== WHAT YOU ARE ASKED TO DO ==
Copy out every one of the lines below as they appear, but leave the pictures out.

== LISTING ==
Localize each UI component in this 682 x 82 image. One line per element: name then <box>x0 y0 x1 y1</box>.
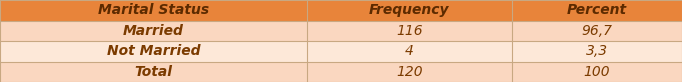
Bar <box>0 41 682 62</box>
Text: 116: 116 <box>396 24 423 38</box>
Text: 100: 100 <box>583 65 610 79</box>
Text: Married: Married <box>123 24 184 38</box>
Text: Total: Total <box>134 65 173 79</box>
Text: 3,3: 3,3 <box>586 44 608 58</box>
Text: Frequency: Frequency <box>369 3 449 17</box>
Text: Percent: Percent <box>567 3 627 17</box>
Text: Marital Status: Marital Status <box>98 3 209 17</box>
Text: 96,7: 96,7 <box>581 24 612 38</box>
Text: 4: 4 <box>404 44 414 58</box>
Text: Not Married: Not Married <box>106 44 201 58</box>
Bar <box>0 62 682 82</box>
Bar <box>0 20 682 41</box>
Bar <box>0 0 682 20</box>
Text: 120: 120 <box>396 65 423 79</box>
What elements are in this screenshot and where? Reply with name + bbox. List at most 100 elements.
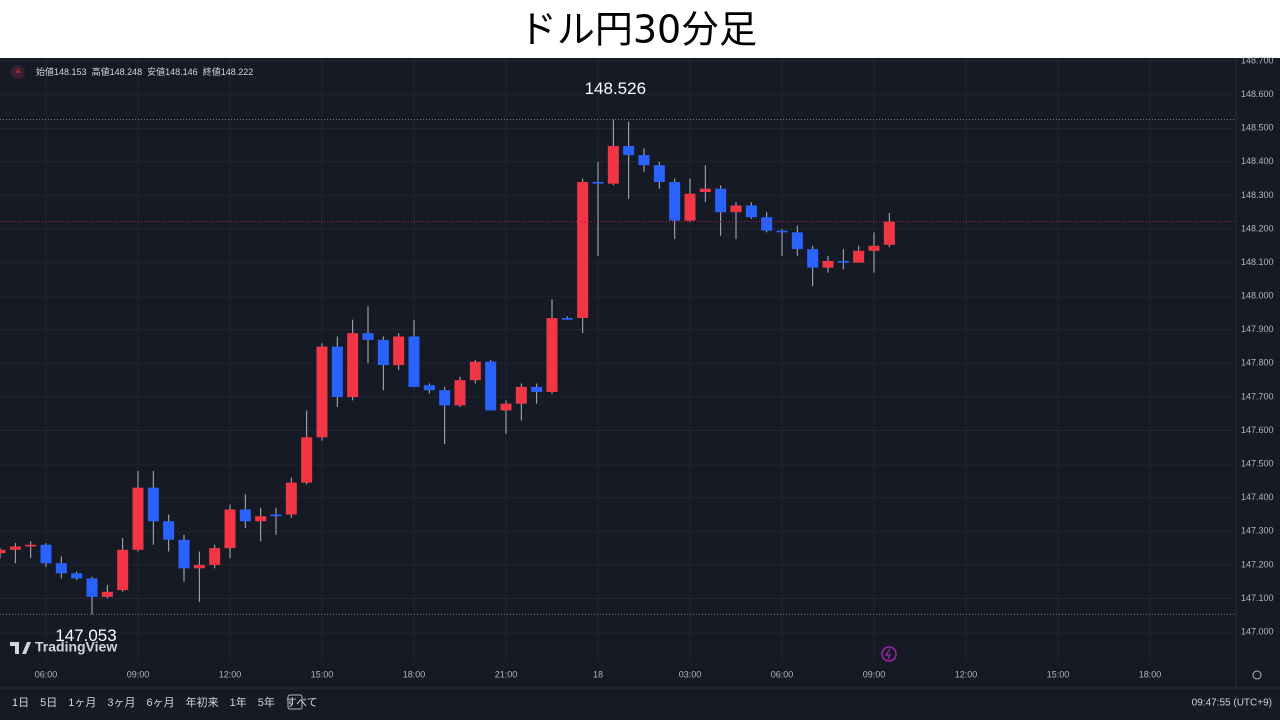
- event-icon-bolt: [884, 648, 891, 660]
- candle-body: [71, 573, 83, 579]
- y-tick-label: 148.000: [1241, 291, 1274, 301]
- ohlc-header: 始値148.153 高値148.248 安値148.146 終値148.222: [36, 66, 253, 77]
- candle-body: [853, 250, 865, 263]
- candle-body: [377, 339, 389, 366]
- candle-body: [592, 181, 604, 184]
- x-tick-label: 21:00: [495, 669, 518, 679]
- candle-body: [638, 155, 650, 166]
- candle-body: [86, 578, 98, 597]
- ohlc-label: 始値: [36, 66, 54, 77]
- logo-mark: [10, 642, 31, 654]
- candle-body: [561, 318, 573, 320]
- y-tick-label: 148.500: [1241, 123, 1274, 133]
- x-tick-label: 18:00: [403, 669, 426, 679]
- candle-body: [730, 205, 742, 213]
- range-button[interactable]: 6ヶ月: [147, 697, 175, 709]
- x-tick-label: 15:00: [1047, 669, 1070, 679]
- y-tick-label: 147.400: [1241, 492, 1274, 502]
- y-tick-label: 147.000: [1241, 626, 1274, 636]
- x-tick-label: 06:00: [35, 669, 58, 679]
- ohlc-label: 終値: [203, 66, 221, 77]
- candles: [0, 119, 895, 615]
- candle-body: [607, 146, 619, 184]
- candle-body: [393, 336, 405, 366]
- candle-body: [55, 563, 67, 574]
- x-tick-label: 09:00: [863, 669, 886, 679]
- candle-body: [515, 386, 527, 404]
- candle-body: [270, 514, 282, 517]
- candle-body: [669, 181, 681, 221]
- candle-body: [163, 521, 175, 540]
- settings-icon[interactable]: [1252, 670, 1262, 680]
- logo-text: TradingView: [35, 639, 117, 655]
- ohlc-label: 高値: [92, 66, 110, 77]
- candle-body: [347, 333, 359, 397]
- y-tick-label: 147.600: [1241, 425, 1274, 435]
- candle-body: [623, 146, 635, 156]
- event-icon[interactable]: [881, 646, 897, 662]
- candle-body: [761, 217, 773, 231]
- y-tick-label: 148.100: [1241, 257, 1274, 267]
- symbol-icon[interactable]: [11, 65, 25, 79]
- candle-body: [40, 544, 52, 564]
- x-tick-label: 18:00: [1139, 669, 1162, 679]
- candle-body: [546, 318, 558, 392]
- ohlc-value: 148.153: [54, 67, 87, 77]
- range-button[interactable]: 5日: [40, 697, 57, 709]
- y-tick-label: 147.800: [1241, 358, 1274, 368]
- candle-body: [868, 245, 880, 251]
- candle-body: [193, 564, 205, 569]
- candle-body: [485, 361, 497, 411]
- candle-body: [9, 546, 21, 550]
- candle-body: [699, 188, 711, 193]
- x-tick-label: 03:00: [679, 669, 702, 679]
- x-tick-label: 18: [593, 669, 603, 679]
- candle-body: [883, 221, 895, 245]
- x-tick-label: 06:00: [771, 669, 794, 679]
- range-button[interactable]: 1日: [12, 697, 29, 709]
- x-tick-label: 15:00: [311, 669, 334, 679]
- candle-body: [837, 260, 849, 263]
- candle-body: [423, 385, 435, 391]
- y-tick-label: 148.400: [1241, 156, 1274, 166]
- range-button[interactable]: 年初来: [186, 695, 219, 709]
- range-button[interactable]: すべて: [286, 696, 318, 709]
- low-annotation: 147.053: [55, 626, 116, 645]
- high-annotation: 148.526: [585, 79, 646, 98]
- candle-body: [577, 181, 589, 319]
- candle-body: [0, 549, 6, 554]
- ohlc-label: 安値: [147, 66, 165, 77]
- y-tick-label: 148.200: [1241, 223, 1274, 233]
- candle-body: [745, 205, 757, 218]
- range-button[interactable]: 3ヶ月: [107, 697, 135, 709]
- y-tick-label: 148.300: [1241, 190, 1274, 200]
- date-range-icon[interactable]: [287, 694, 303, 710]
- candle-body: [454, 380, 466, 406]
- candle-body: [531, 386, 543, 392]
- candle-body: [408, 336, 420, 387]
- candle-body: [101, 591, 113, 597]
- candle-body: [439, 390, 451, 406]
- candle-body: [255, 516, 267, 522]
- candle-body: [147, 487, 159, 522]
- range-button[interactable]: 1年: [230, 695, 247, 709]
- candle-body: [132, 487, 144, 550]
- range-button[interactable]: 5年: [258, 695, 275, 709]
- x-tick-label: 09:00: [127, 669, 150, 679]
- candle-body: [791, 232, 803, 250]
- candle-body: [776, 230, 788, 233]
- candle-body: [362, 333, 374, 340]
- chart-background: [0, 58, 1280, 720]
- candle-body: [469, 361, 481, 381]
- symbol-icon-glyph: ≡: [16, 67, 21, 76]
- y-tick-label: 148.600: [1241, 89, 1274, 99]
- range-button[interactable]: 1ヶ月: [68, 697, 96, 709]
- y-tick-label: 147.500: [1241, 459, 1274, 469]
- candle-body: [224, 509, 236, 549]
- candle-body: [316, 346, 328, 438]
- y-tick-label: 147.700: [1241, 391, 1274, 401]
- chart-title: ドル円30分足: [519, 8, 757, 52]
- x-tick-label: 12:00: [219, 669, 242, 679]
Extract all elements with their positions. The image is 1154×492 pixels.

== FINISHED ANSWER ==
Localize each UI component in this 682 x 82 image. One line per element: name then <box>x0 y0 x1 y1</box>.
Bar <box>0 41 682 62</box>
Text: 116: 116 <box>396 24 423 38</box>
Text: 100: 100 <box>583 65 610 79</box>
Text: Married: Married <box>123 24 184 38</box>
Text: Total: Total <box>134 65 173 79</box>
Text: 3,3: 3,3 <box>586 44 608 58</box>
Text: Frequency: Frequency <box>369 3 449 17</box>
Text: Percent: Percent <box>567 3 627 17</box>
Text: Marital Status: Marital Status <box>98 3 209 17</box>
Text: 96,7: 96,7 <box>581 24 612 38</box>
Text: 4: 4 <box>404 44 414 58</box>
Text: Not Married: Not Married <box>106 44 201 58</box>
Bar <box>0 62 682 82</box>
Bar <box>0 20 682 41</box>
Bar <box>0 0 682 20</box>
Text: 120: 120 <box>396 65 423 79</box>
What elements are in this screenshot and where? Reply with name + bbox. List at most 100 elements.
- event-icon-bolt: [884, 648, 891, 660]
- candle-body: [71, 573, 83, 579]
- y-tick-label: 148.000: [1241, 291, 1274, 301]
- ohlc-header: 始値148.153 高値148.248 安値148.146 終値148.222: [36, 66, 253, 77]
- candle-body: [853, 250, 865, 263]
- candle-body: [377, 339, 389, 366]
- candle-body: [592, 181, 604, 184]
- x-tick-label: 21:00: [495, 669, 518, 679]
- candle-body: [638, 155, 650, 166]
- candle-body: [86, 578, 98, 597]
- ohlc-label: 始値: [36, 66, 54, 77]
- logo-mark: [10, 642, 31, 654]
- candle-body: [561, 318, 573, 320]
- y-tick-label: 148.500: [1241, 123, 1274, 133]
- x-tick-label: 18:00: [403, 669, 426, 679]
- candle-body: [730, 205, 742, 213]
- range-button[interactable]: 6ヶ月: [147, 697, 175, 709]
- x-tick-label: 15:00: [1047, 669, 1070, 679]
- y-tick-label: 147.400: [1241, 492, 1274, 502]
- y-tick-label: 147.000: [1241, 626, 1274, 636]
- x-tick-label: 06:00: [35, 669, 58, 679]
- ohlc-label: 終値: [203, 66, 221, 77]
- candles: [0, 119, 895, 615]
- candle-body: [607, 146, 619, 184]
- candle-body: [393, 336, 405, 366]
- candle-body: [55, 563, 67, 574]
- x-tick-label: 09:00: [863, 669, 886, 679]
- candle-body: [515, 386, 527, 404]
- candle-body: [270, 514, 282, 517]
- candle-body: [669, 181, 681, 221]
- candle-body: [163, 521, 175, 540]
- settings-icon[interactable]: [1252, 670, 1262, 680]
- logo-text: TradingView: [35, 639, 117, 655]
- ohlc-label: 高値: [92, 66, 110, 77]
- candle-body: [347, 333, 359, 397]
- y-tick-label: 147.600: [1241, 425, 1274, 435]
- candle-body: [623, 146, 635, 156]
- event-icon[interactable]: [881, 646, 897, 662]
- candle-body: [761, 217, 773, 231]
- y-tick-label: 148.100: [1241, 257, 1274, 267]
- symbol-icon[interactable]: [11, 65, 25, 79]
- candle-body: [40, 544, 52, 564]
- x-tick-label: 18:00: [1139, 669, 1162, 679]
- candle-body: [546, 318, 558, 392]
- ohlc-value: 148.153: [54, 67, 87, 77]
- range-button[interactable]: 5日: [40, 697, 57, 709]
- y-tick-label: 147.800: [1241, 358, 1274, 368]
- candle-body: [868, 245, 880, 251]
- candle-body: [193, 564, 205, 569]
- candle-body: [485, 361, 497, 411]
- candle-body: [9, 546, 21, 550]
- candle-body: [699, 188, 711, 193]
- x-tick-label: 03:00: [679, 669, 702, 679]
- x-tick-label: 18: [593, 669, 603, 679]
- candle-body: [883, 221, 895, 245]
- x-tick-label: 06:00: [771, 669, 794, 679]
- range-button[interactable]: 1日: [12, 697, 29, 709]
- x-tick-label: 15:00: [311, 669, 334, 679]
- candle-body: [837, 260, 849, 263]
- candle-body: [423, 385, 435, 391]
- y-tick-label: 148.400: [1241, 156, 1274, 166]
- range-button[interactable]: 年初来: [186, 695, 219, 709]
- range-button[interactable]: すべて: [286, 696, 318, 709]
- low-annotation: 147.053: [55, 626, 116, 645]
- high-annotation: 148.526: [585, 79, 646, 98]
- candle-body: [577, 181, 589, 319]
- candle-body: [0, 549, 6, 554]
- ohlc-label: 安値: [147, 66, 165, 77]
- y-tick-label: 148.200: [1241, 223, 1274, 233]
- candle-body: [745, 205, 757, 218]
- range-button[interactable]: 3ヶ月: [107, 697, 135, 709]
- y-tick-label: 148.300: [1241, 190, 1274, 200]
- date-range-icon[interactable]: [287, 694, 303, 710]
- candle-body: [454, 380, 466, 406]
- candle-body: [531, 386, 543, 392]
- candle-body: [408, 336, 420, 387]
- candle-body: [101, 591, 113, 597]
- candle-body: [439, 390, 451, 406]
- candle-body: [255, 516, 267, 522]
- candle-body: [147, 487, 159, 522]
- range-button[interactable]: 1年: [230, 695, 247, 709]
- candle-body: [132, 487, 144, 550]
- range-button[interactable]: 5年: [258, 695, 275, 709]
- x-tick-label: 09:00: [127, 669, 150, 679]
- candle-body: [791, 232, 803, 250]
- candle-body: [776, 230, 788, 233]
- candle-body: [362, 333, 374, 340]
- chart-background: [0, 58, 1280, 720]
- candle-body: [469, 361, 481, 381]
- symbol-icon-glyph: ≡: [16, 67, 21, 76]
- y-tick-label: 148.600: [1241, 89, 1274, 99]
- range-button[interactable]: 1ヶ月: [68, 697, 96, 709]
- y-tick-label: 147.500: [1241, 459, 1274, 469]
- candle-body: [224, 509, 236, 549]
- candle-body: [316, 346, 328, 438]
- y-tick-label: 147.700: [1241, 391, 1274, 401]
- chart-title: ドル円30分足: [519, 8, 757, 52]
- x-tick-label: 12:00: [219, 669, 242, 679]
Extract all elements with their positions. The image is 1154×492 pixels.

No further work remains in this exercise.